▶ **Stated problem**: Below is a block of data; give all of it again word for word.

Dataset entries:
----------
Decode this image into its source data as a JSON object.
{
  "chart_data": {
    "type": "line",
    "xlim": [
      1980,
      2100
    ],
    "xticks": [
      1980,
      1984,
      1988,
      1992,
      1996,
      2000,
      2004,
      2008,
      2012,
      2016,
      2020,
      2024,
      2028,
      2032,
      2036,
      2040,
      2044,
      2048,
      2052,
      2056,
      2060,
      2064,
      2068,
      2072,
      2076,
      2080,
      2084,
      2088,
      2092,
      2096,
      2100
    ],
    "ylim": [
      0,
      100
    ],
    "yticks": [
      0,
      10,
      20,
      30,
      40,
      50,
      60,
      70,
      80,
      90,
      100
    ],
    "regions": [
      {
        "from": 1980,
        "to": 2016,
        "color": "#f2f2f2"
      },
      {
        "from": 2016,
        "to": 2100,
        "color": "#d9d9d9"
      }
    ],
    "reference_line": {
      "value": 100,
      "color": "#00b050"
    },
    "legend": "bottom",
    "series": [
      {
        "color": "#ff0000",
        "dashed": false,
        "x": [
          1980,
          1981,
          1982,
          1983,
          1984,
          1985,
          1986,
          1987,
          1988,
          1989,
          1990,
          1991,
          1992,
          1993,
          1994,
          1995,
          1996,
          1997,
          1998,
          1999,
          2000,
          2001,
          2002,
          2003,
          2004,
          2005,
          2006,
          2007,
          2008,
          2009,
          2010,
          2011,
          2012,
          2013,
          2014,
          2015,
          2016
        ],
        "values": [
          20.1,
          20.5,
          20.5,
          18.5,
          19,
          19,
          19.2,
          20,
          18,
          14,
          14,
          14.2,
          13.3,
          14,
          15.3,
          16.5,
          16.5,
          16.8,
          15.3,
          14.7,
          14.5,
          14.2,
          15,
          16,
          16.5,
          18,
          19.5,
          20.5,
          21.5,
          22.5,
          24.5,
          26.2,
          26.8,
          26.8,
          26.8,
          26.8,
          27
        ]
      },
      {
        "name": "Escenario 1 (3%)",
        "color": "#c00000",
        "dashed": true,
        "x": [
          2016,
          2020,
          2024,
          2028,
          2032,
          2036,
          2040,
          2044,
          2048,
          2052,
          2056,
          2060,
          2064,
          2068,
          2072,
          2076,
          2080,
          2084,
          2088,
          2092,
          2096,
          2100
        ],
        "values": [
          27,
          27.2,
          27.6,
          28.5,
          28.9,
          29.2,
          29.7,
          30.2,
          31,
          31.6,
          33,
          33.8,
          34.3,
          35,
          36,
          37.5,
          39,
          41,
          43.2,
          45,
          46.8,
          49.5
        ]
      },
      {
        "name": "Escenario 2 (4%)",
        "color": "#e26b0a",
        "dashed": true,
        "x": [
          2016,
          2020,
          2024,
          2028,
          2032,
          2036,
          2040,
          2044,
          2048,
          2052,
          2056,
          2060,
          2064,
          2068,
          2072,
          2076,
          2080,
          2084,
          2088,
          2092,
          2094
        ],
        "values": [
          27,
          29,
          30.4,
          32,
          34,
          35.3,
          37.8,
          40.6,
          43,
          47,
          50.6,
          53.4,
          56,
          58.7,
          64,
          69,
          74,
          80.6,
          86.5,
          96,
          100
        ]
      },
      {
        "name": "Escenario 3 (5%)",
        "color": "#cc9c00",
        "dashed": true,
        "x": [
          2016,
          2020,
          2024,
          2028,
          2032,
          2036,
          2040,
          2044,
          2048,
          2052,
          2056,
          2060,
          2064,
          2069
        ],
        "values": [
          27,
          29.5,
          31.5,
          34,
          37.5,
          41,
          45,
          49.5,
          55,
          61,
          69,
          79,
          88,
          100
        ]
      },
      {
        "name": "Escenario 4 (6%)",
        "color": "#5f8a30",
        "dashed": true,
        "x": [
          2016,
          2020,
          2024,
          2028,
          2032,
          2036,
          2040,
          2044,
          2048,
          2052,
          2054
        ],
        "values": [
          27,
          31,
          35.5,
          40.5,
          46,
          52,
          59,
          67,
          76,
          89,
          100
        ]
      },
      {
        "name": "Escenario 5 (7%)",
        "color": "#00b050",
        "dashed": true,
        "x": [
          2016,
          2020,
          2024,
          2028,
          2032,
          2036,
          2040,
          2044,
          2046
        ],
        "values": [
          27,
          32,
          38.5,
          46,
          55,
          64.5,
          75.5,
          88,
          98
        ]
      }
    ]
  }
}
----------
▶ **Task response**:
Decode this image into its source data as a JSON object.
{
  "chart_data": {
    "type": "line",
    "xlim": [
      1980,
      2100
    ],
    "xticks": [
      1980,
      1984,
      1988,
      1992,
      1996,
      2000,
      2004,
      2008,
      2012,
      2016,
      2020,
      2024,
      2028,
      2032,
      2036,
      2040,
      2044,
      2048,
      2052,
      2056,
      2060,
      2064,
      2068,
      2072,
      2076,
      2080,
      2084,
      2088,
      2092,
      2096,
      2100
    ],
    "ylim": [
      0,
      100
    ],
    "yticks": [
      0,
      10,
      20,
      30,
      40,
      50,
      60,
      70,
      80,
      90,
      100
    ],
    "regions": [
      {
        "from": 1980,
        "to": 2016,
        "color": "#f2f2f2"
      },
      {
        "from": 2016,
        "to": 2100,
        "color": "#d9d9d9"
      }
    ],
    "reference_line": {
      "value": 100,
      "color": "#00b050"
    },
    "legend": "bottom",
    "series": [
      {
        "color": "#ff0000",
        "dashed": false,
        "x": [
          1980,
          1981,
          1982,
          1983,
          1984,
          1985,
          1986,
          1987,
          1988,
          1989,
          1990,
          1991,
          1992,
          1993,
          1994,
          1995,
          1996,
          1997,
          1998,
          1999,
          2000,
          2001,
          2002,
          2003,
          2004,
          2005,
          2006,
          2007,
          2008,
          2009,
          2010,
          2011,
          2012,
          2013,
          2014,
          2015,
          2016
        ],
        "values": [
          20.1,
          20.5,
          20.5,
          18.5,
          19,
          19,
          19.2,
          20,
          18,
          14,
          14,
          14.2,
          13.3,
          14,
          15.3,
          16.5,
          16.5,
          16.8,
          15.3,
          14.7,
          14.5,
          14.2,
          15,
          16,
          16.5,
          18,
          19.5,
          20.5,
          21.5,
          22.5,
          24.5,
          26.2,
          26.8,
          26.8,
          26.8,
          26.8,
          27
        ]
      },
      {
        "name": "Escenario 1 (3%)",
        "color": "#c00000",
        "dashed": true,
        "x": [
          2016,
          2020,
          2024,
          2028,
          2032,
          2036,
          2040,
          2044,
          2048,
          2052,
          2056,
          2060,
          2064,
          2068,
          2072,
          2076,
          2080,
          2084,
          2088,
          2092,
          2096,
          2100
        ],
        "values": [
          27,
          27.2,
          27.6,
          28.5,
          28.9,
          29.2,
          29.7,
          30.2,
          31,
          31.6,
          33,
          33.8,
          34.3,
          35,
          36,
          37.5,
          39,
          41,
          43.2,
          45,
          46.8,
          49.5
        ]
      },
      {
        "name": "Escenario 2 (4%)",
        "color": "#e26b0a",
        "dashed": true,
        "x": [
          2016,
          2020,
          2024,
          2028,
          2032,
          2036,
          2040,
          2044,
          2048,
          2052,
          2056,
          2060,
          2064,
          2068,
          2072,
          2076,
          2080,
          2084,
          2088,
          2092,
          2094
        ],
        "values": [
          27,
          29,
          30.4,
          32,
          34,
          35.3,
          37.8,
          40.6,
          43,
          47,
          50.6,
          53.4,
          56,
          58.7,
          64,
          69,
          74,
          80.6,
          86.5,
          96,
          100
        ]
      },
      {
        "name": "Escenario 3 (5%)",
        "color": "#cc9c00",
        "dashed": true,
        "x": [
          2016,
          2020,
          2024,
          2028,
          2032,
          2036,
          2040,
          2044,
          2048,
          2052,
          2056,
          2060,
          2064,
          2069
        ],
        "values": [
          27,
          29.5,
          31.5,
          34,
          37.5,
          41,
          45,
          49.5,
          55,
          61,
          69,
          79,
          88,
          100
        ]
      },
      {
        "name": "Escenario 4 (6%)",
        "color": "#5f8a30",
        "dashed": true,
        "x": [
          2016,
          2020,
          2024,
          2028,
          2032,
          2036,
          2040,
          2044,
          2048,
          2052,
          2054
        ],
        "values": [
          27,
          31,
          35.5,
          40.5,
          46,
          52,
          59,
          67,
          76,
          89,
          100
        ]
      },
      {
        "name": "Escenario 5 (7%)",
        "color": "#00b050",
        "dashed": true,
        "x": [
          2016,
          2020,
          2024,
          2028,
          2032,
          2036,
          2040,
          2044,
          2046
        ],
        "values": [
          27,
          32,
          38.5,
          46,
          55,
          64.5,
          75.5,
          88,
          98
        ]
      }
    ]
  }
}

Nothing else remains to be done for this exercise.